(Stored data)

------------------------------------------------------------------------

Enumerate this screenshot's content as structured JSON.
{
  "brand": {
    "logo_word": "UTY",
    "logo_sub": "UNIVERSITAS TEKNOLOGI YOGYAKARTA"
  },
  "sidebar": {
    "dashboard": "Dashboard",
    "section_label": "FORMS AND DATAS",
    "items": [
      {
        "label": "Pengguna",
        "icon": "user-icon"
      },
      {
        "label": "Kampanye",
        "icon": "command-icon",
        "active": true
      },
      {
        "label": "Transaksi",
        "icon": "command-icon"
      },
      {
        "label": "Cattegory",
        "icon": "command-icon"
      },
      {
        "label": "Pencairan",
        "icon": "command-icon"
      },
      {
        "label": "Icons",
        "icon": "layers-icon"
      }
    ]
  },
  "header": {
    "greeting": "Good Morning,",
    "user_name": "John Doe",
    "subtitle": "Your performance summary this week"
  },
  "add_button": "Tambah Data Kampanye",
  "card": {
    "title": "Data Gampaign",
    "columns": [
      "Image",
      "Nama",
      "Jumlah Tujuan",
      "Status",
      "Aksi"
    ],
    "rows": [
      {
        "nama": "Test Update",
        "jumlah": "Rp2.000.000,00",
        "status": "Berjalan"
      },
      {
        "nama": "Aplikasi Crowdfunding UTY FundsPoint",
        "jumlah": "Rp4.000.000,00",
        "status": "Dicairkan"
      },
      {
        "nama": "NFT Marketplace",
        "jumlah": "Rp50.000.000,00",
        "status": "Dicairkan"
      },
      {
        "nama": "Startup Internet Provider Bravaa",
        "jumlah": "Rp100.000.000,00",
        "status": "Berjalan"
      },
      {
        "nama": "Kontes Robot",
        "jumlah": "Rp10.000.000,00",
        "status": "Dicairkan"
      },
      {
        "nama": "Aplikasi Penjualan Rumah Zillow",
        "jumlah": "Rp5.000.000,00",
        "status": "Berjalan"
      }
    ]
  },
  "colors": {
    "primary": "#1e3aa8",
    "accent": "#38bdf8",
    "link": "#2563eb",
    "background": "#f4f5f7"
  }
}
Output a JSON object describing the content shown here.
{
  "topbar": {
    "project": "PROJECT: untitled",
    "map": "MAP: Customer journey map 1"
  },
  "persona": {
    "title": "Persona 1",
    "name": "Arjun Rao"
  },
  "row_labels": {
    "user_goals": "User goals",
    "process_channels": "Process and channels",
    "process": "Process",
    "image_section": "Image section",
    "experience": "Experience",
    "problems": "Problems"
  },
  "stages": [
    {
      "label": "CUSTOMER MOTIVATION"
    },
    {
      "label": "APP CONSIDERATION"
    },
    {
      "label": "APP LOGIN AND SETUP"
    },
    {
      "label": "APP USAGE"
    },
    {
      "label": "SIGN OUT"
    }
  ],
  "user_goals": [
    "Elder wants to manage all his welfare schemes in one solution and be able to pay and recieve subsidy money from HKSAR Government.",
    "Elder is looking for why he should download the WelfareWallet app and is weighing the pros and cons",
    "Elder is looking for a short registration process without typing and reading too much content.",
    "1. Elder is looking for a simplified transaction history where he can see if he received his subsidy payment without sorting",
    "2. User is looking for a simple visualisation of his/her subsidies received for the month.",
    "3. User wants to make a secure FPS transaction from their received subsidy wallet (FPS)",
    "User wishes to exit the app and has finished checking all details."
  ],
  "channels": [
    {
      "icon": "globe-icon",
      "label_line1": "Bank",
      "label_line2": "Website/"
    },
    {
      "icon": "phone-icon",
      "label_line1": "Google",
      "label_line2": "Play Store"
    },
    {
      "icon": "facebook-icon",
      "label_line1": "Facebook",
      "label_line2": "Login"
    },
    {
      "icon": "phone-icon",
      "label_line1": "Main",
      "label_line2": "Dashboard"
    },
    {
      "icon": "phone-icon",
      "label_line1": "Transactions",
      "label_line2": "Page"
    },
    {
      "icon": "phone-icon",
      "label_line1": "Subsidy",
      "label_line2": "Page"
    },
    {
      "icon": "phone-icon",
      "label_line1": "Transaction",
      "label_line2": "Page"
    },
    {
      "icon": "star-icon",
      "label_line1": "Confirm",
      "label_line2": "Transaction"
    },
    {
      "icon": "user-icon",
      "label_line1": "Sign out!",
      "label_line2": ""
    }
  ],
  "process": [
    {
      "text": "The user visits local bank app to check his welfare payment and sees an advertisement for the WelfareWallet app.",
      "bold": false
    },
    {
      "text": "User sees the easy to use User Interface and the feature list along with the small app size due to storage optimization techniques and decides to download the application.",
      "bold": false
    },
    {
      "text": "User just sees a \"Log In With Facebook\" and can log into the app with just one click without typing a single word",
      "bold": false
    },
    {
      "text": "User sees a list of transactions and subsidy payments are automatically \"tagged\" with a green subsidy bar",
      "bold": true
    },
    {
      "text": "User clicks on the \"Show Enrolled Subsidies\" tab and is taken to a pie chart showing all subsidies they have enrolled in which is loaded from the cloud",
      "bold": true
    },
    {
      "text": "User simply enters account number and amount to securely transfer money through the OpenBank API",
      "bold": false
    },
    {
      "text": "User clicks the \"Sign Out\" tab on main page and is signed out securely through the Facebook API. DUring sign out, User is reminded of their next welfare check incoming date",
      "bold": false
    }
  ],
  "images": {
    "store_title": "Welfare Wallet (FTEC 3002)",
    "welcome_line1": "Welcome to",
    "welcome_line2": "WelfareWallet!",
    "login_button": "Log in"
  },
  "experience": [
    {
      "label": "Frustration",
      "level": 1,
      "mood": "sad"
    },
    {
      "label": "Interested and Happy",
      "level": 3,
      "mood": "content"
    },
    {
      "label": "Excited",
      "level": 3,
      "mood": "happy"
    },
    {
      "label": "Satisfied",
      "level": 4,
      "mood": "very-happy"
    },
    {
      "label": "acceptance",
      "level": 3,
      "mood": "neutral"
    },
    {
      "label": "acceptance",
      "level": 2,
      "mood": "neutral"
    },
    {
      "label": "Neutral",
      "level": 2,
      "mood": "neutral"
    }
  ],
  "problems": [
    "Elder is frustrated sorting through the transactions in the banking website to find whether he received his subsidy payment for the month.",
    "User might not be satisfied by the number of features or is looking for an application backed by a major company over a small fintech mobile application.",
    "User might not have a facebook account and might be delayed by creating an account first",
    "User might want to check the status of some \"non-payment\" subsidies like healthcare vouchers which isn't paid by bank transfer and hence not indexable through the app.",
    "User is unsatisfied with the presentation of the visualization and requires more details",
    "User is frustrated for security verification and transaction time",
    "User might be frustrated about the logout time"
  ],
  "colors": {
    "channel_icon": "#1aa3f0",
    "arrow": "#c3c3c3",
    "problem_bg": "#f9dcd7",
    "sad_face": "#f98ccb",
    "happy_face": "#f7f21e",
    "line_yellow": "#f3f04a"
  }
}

------------------------------------------------------------------------

What you should do
In the material above, show every line where the word "subsidies" turns up.

Written solution
    "2. User is looking for a simple visualisation of his/her subsidies received for the month.",
      "text": "User clicks on the \"Show Enrolled Subsidies\" tab and is taken to a pie chart showing all subsidies they have enrolled in which is loaded from the cloud",
    "User might want to check the status of some \"non-payment\" subsidies like healthcare vouchers which isn't paid by bank transfer and hence not indexable through the app.",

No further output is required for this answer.